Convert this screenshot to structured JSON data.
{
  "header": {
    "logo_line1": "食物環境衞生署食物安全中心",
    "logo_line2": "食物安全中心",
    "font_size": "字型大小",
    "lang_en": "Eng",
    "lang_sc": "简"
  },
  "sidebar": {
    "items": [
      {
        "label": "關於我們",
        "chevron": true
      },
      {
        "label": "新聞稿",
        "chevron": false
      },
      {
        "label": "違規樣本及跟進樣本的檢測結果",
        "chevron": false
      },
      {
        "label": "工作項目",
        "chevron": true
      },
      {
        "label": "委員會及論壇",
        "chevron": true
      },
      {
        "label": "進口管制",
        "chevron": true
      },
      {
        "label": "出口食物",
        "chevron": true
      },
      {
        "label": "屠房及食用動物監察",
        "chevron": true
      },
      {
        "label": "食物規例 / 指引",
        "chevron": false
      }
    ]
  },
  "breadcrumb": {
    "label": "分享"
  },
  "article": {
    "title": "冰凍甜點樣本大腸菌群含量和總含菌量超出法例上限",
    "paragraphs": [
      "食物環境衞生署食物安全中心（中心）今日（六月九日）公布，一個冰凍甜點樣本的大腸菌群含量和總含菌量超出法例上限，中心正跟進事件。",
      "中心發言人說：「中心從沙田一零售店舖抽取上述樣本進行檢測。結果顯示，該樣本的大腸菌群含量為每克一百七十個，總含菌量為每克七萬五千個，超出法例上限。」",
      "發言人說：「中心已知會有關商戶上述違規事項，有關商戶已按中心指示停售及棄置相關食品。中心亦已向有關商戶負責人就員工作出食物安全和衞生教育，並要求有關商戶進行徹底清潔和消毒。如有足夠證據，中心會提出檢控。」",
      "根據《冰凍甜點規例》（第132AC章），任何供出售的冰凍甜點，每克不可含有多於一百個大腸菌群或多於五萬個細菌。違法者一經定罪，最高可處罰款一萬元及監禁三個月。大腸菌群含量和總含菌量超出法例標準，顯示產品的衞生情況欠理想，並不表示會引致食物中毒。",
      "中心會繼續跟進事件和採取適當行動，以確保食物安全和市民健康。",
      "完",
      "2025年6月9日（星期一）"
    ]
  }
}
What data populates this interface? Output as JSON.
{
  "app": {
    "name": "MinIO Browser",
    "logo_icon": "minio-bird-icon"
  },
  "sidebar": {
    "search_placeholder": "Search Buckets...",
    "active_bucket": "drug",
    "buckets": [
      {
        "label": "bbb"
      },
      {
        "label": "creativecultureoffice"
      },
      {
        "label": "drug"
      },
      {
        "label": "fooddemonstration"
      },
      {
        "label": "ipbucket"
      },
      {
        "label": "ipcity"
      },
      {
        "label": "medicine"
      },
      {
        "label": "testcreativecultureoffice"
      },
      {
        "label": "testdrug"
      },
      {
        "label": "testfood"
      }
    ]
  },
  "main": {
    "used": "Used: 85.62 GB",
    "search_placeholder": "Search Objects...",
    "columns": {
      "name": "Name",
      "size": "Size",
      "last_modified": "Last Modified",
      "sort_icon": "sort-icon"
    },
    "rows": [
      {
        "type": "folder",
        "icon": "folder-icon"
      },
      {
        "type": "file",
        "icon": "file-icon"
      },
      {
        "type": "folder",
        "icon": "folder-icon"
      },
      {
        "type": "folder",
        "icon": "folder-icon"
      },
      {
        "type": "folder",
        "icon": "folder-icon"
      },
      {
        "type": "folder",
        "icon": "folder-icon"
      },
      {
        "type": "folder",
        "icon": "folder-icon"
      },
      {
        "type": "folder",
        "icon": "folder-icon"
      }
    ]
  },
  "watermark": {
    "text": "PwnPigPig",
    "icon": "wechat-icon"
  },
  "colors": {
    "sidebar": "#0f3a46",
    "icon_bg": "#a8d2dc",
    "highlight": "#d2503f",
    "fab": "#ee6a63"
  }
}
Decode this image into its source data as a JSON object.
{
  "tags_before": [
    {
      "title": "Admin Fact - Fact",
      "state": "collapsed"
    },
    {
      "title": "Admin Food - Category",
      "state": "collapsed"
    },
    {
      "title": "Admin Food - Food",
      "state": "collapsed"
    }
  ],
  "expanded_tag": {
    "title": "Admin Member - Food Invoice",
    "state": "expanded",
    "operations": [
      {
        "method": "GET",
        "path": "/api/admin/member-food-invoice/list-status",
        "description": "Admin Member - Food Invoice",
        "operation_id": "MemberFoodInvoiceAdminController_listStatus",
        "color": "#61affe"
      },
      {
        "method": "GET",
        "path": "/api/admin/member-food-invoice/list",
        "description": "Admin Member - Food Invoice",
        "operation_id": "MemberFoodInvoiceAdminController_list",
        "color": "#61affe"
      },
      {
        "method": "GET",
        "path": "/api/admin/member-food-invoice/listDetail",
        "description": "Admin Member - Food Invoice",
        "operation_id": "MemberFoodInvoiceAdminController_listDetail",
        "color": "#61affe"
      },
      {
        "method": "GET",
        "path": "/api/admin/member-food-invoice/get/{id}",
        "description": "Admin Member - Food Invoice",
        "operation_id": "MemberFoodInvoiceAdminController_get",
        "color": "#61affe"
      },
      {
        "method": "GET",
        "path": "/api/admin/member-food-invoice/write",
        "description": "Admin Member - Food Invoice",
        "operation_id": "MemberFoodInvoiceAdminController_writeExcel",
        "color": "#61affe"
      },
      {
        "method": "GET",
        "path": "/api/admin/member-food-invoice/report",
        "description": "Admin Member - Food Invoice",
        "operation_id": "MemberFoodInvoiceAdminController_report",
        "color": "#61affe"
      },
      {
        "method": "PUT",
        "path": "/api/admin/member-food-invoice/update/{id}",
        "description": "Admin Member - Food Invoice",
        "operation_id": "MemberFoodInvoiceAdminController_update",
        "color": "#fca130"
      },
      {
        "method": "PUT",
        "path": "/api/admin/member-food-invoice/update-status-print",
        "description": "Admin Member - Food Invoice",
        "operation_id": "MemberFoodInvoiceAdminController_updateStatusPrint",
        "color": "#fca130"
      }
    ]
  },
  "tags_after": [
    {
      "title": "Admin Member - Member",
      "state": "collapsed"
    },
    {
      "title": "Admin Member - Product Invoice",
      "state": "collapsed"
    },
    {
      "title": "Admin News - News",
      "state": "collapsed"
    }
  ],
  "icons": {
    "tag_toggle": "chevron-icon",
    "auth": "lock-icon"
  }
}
----
» **INSTRUCTION**
Return each line of the data that contains the string "JSON".

» **SOLUTION**
Convert this screenshot to structured JSON data.
What data populates this interface? Output as JSON.
Decode this image into its source data as a JSON object.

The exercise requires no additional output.